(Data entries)

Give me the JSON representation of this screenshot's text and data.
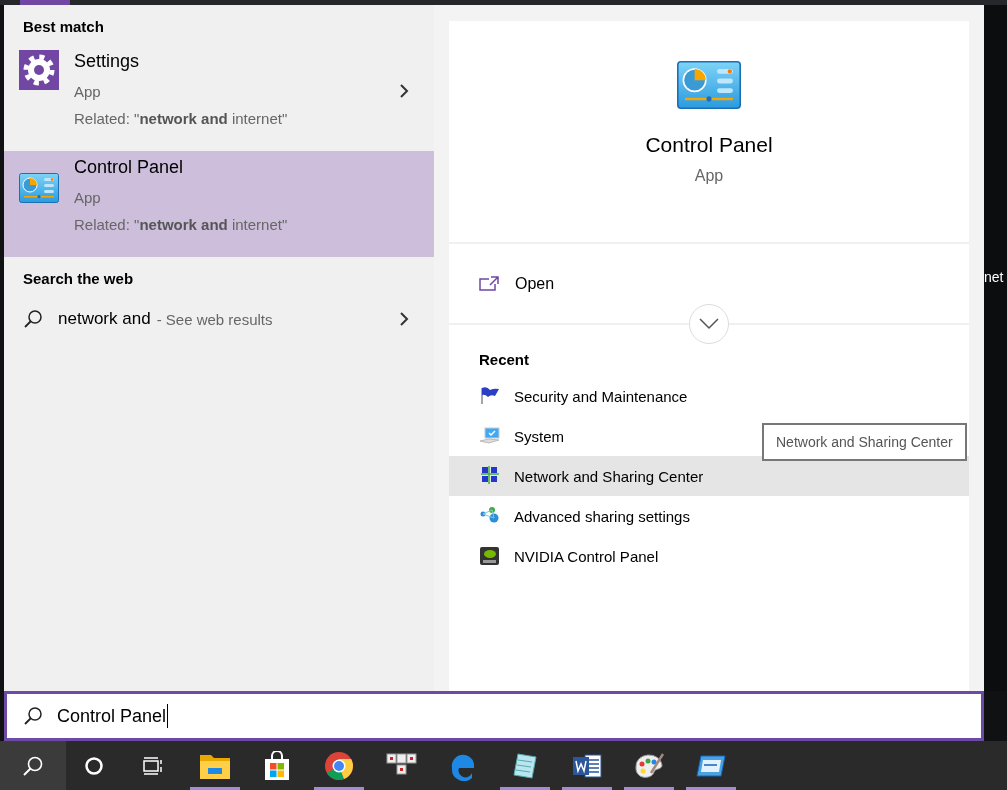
{
  "start_tabs": [
    {
      "selected": true
    }
  ],
  "results": {
    "sections": [
      {
        "heading": "Best match",
        "items": [
          {
            "kind": "app",
            "title": "Settings",
            "type": "App",
            "related": "Related: \"**network and** internet\"",
            "selected": false
          },
          {
            "kind": "app",
            "title": "Control Panel",
            "type": "App",
            "related": "Related: \"**network and** internet\"",
            "selected": true
          }
        ]
      },
      {
        "heading": "Search the web",
        "items": [
          {
            "kind": "web",
            "query": "network and",
            "suffix": "- See web results",
            "selected": false
          }
        ]
      }
    ]
  },
  "detail": {
    "title": "Control Panel",
    "type": "App",
    "actions": [
      {
        "label": "Open"
      }
    ],
    "recent_heading": "Recent",
    "recent": [
      {
        "label": "Security and Maintenance",
        "selected": false
      },
      {
        "label": "System",
        "selected": false
      },
      {
        "label": "Network and Sharing Center",
        "selected": true
      },
      {
        "label": "Advanced sharing settings",
        "selected": false
      },
      {
        "label": "NVIDIA Control Panel",
        "selected": false
      }
    ]
  },
  "tooltip": {
    "text": "Network and Sharing Center"
  },
  "background_text": "net",
  "search": {
    "value": "Control Panel"
  },
  "taskbar": {
    "items": [
      {
        "running": true
      },
      {
        "running": false
      },
      {
        "running": true
      },
      {
        "running": false
      },
      {
        "running": false
      },
      {
        "running": true
      },
      {
        "running": true
      },
      {
        "running": true
      },
      {
        "running": true
      }
    ]
  }
}
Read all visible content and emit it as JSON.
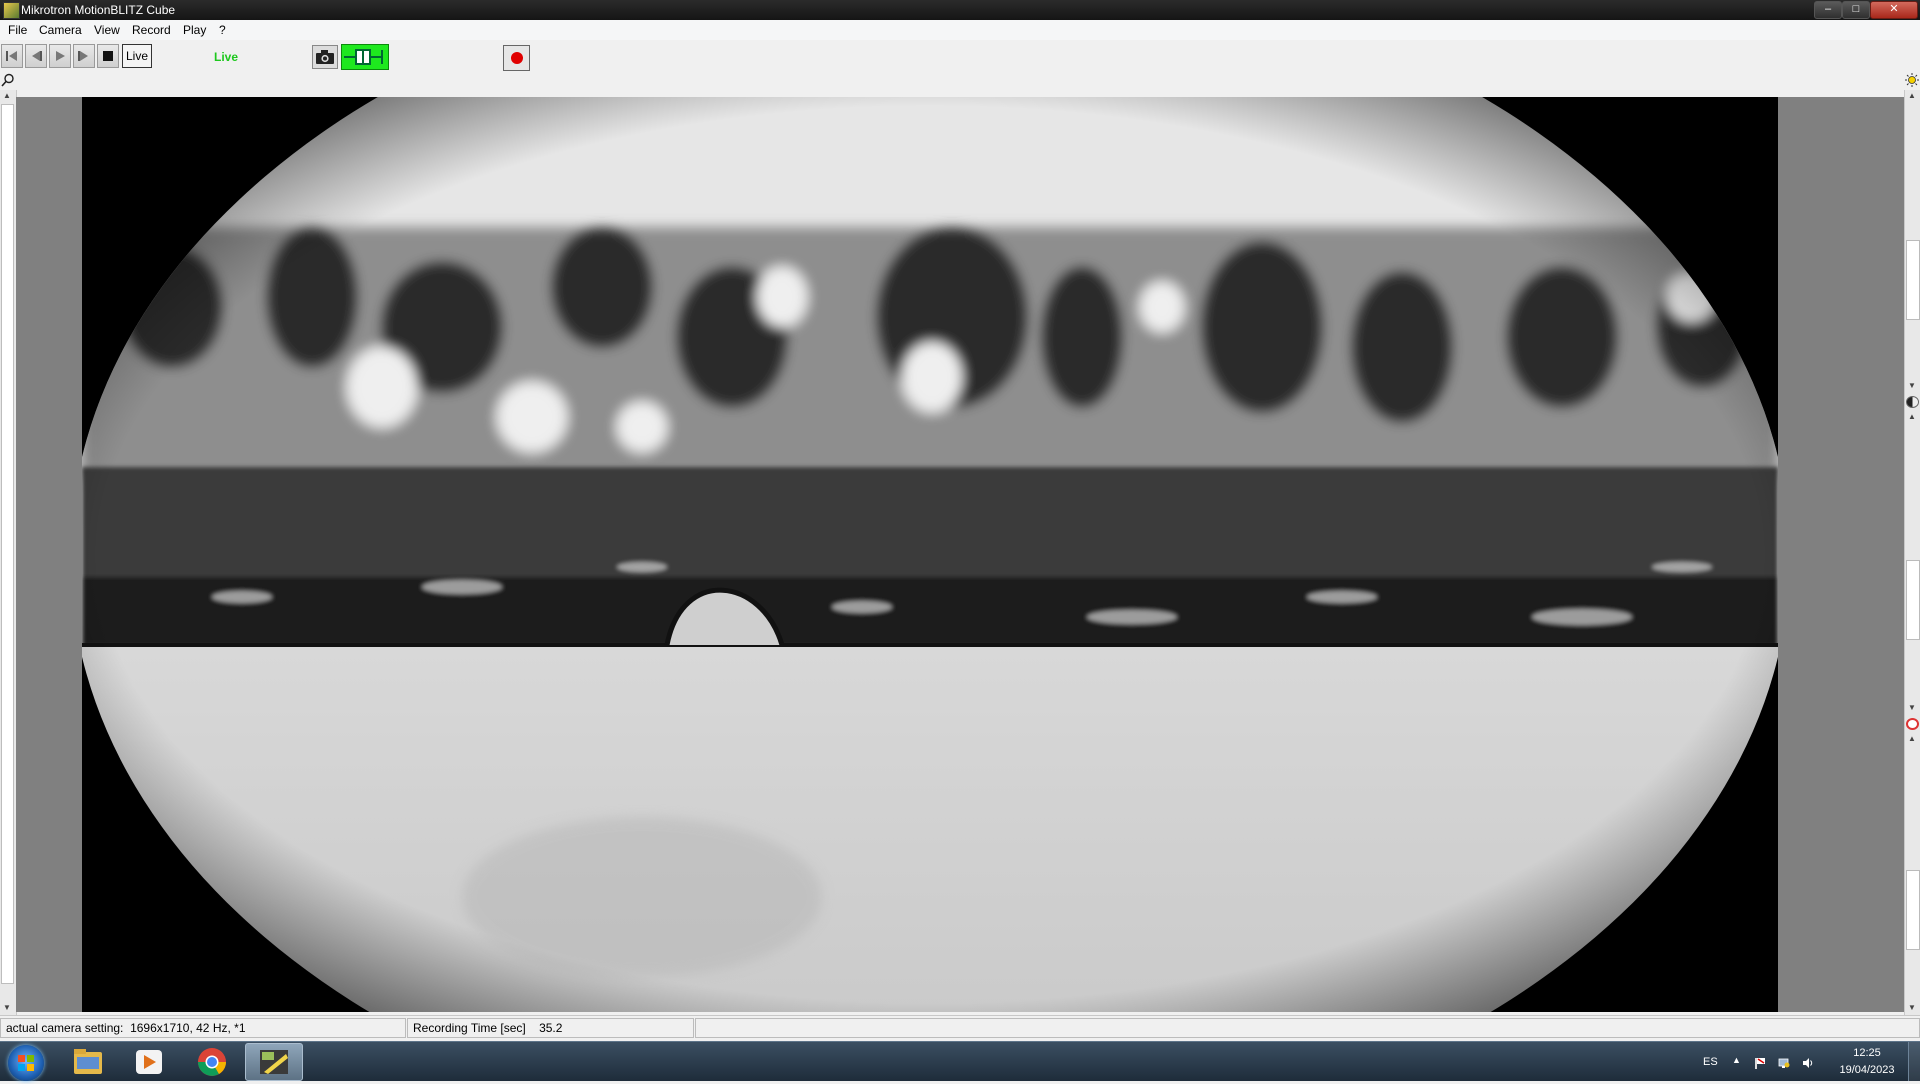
{
  "window": {
    "title": "Mikrotron MotionBLITZ Cube",
    "controls": {
      "minimize": "–",
      "maximize": "□",
      "close": "✕"
    }
  },
  "menu": {
    "items": [
      "File",
      "Camera",
      "View",
      "Record",
      "Play",
      "?"
    ]
  },
  "toolbar": {
    "buttons": [
      "skip-back",
      "step-back",
      "play",
      "step-forward",
      "stop"
    ],
    "live_button_label": "Live",
    "live_status": "Live",
    "icons": {
      "snapshot": "camera-icon",
      "trigger": "trigger-icon",
      "record": "record-icon"
    },
    "colors": {
      "live_status": "#1ec81e",
      "trigger_active": "#1ee81e",
      "record": "#e00000"
    }
  },
  "viewer": {
    "icons": {
      "zoom": "zoom-icon",
      "brightness": "brightness-icon"
    },
    "image_description_tone": "grayscale"
  },
  "status": {
    "camera_setting_label": "actual camera setting:",
    "camera_setting_value": "1696x1710, 42 Hz, *1",
    "recording_time_label": "Recording Time [sec]",
    "recording_time_value": "35.2"
  },
  "taskbar": {
    "apps": [
      "start",
      "file-explorer",
      "media-player",
      "chrome",
      "motionblitz"
    ],
    "language": "ES",
    "time": "12:25",
    "date": "19/04/2023"
  }
}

_EXERCISE OBJECTIVE:_ Exclude every picture and copy the remaining data exactly.

_EXERCISE RESPONSE:_
Give me the JSON representation of this screenshot's text and data.
{
  "start_tabs": [
    {
      "selected": true
    }
  ],
  "results": {
    "sections": [
      {
        "heading": "Best match",
        "items": [
          {
            "kind": "app",
            "title": "Settings",
            "type": "App",
            "related": "Related: \"**network and** internet\"",
            "selected": false
          },
          {
            "kind": "app",
            "title": "Control Panel",
            "type": "App",
            "related": "Related: \"**network and** internet\"",
            "selected": true
          }
        ]
      },
      {
        "heading": "Search the web",
        "items": [
          {
            "kind": "web",
            "query": "network and",
            "suffix": "- See web results",
            "selected": false
          }
        ]
      }
    ]
  },
  "detail": {
    "title": "Control Panel",
    "type": "App",
    "actions": [
      {
        "label": "Open"
      }
    ],
    "recent_heading": "Recent",
    "recent": [
      {
        "label": "Security and Maintenance",
        "selected": false
      },
      {
        "label": "System",
        "selected": false
      },
      {
        "label": "Network and Sharing Center",
        "selected": true
      },
      {
        "label": "Advanced sharing settings",
        "selected": false
      },
      {
        "label": "NVIDIA Control Panel",
        "selected": false
      }
    ]
  },
  "tooltip": {
    "text": "Network and Sharing Center"
  },
  "background_text": "net",
  "search": {
    "value": "Control Panel"
  },
  "taskbar": {
    "items": [
      {
        "running": true
      },
      {
        "running": false
      },
      {
        "running": true
      },
      {
        "running": false
      },
      {
        "running": false
      },
      {
        "running": true
      },
      {
        "running": true
      },
      {
        "running": true
      },
      {
        "running": true
      }
    ]
  }
}
Read all visible content and emit it as JSON.
{
  "window": {
    "title": "Mikrotron MotionBLITZ Cube",
    "controls": {
      "minimize": "–",
      "maximize": "□",
      "close": "✕"
    }
  },
  "menu": {
    "items": [
      "File",
      "Camera",
      "View",
      "Record",
      "Play",
      "?"
    ]
  },
  "toolbar": {
    "buttons": [
      "skip-back",
      "step-back",
      "play",
      "step-forward",
      "stop"
    ],
    "live_button_label": "Live",
    "live_status": "Live",
    "icons": {
      "snapshot": "camera-icon",
      "trigger": "trigger-icon",
      "record": "record-icon"
    },
    "colors": {
      "live_status": "#1ec81e",
      "trigger_active": "#1ee81e",
      "record": "#e00000"
    }
  },
  "viewer": {
    "icons": {
      "zoom": "zoom-icon",
      "brightness": "brightness-icon"
    },
    "image_description_tone": "grayscale"
  },
  "status": {
    "camera_setting_label": "actual camera setting:",
    "camera_setting_value": "1696x1710, 42 Hz, *1",
    "recording_time_label": "Recording Time [sec]",
    "recording_time_value": "35.2"
  },
  "taskbar": {
    "apps": [
      "start",
      "file-explorer",
      "media-player",
      "chrome",
      "motionblitz"
    ],
    "language": "ES",
    "time": "12:25",
    "date": "19/04/2023"
  }
}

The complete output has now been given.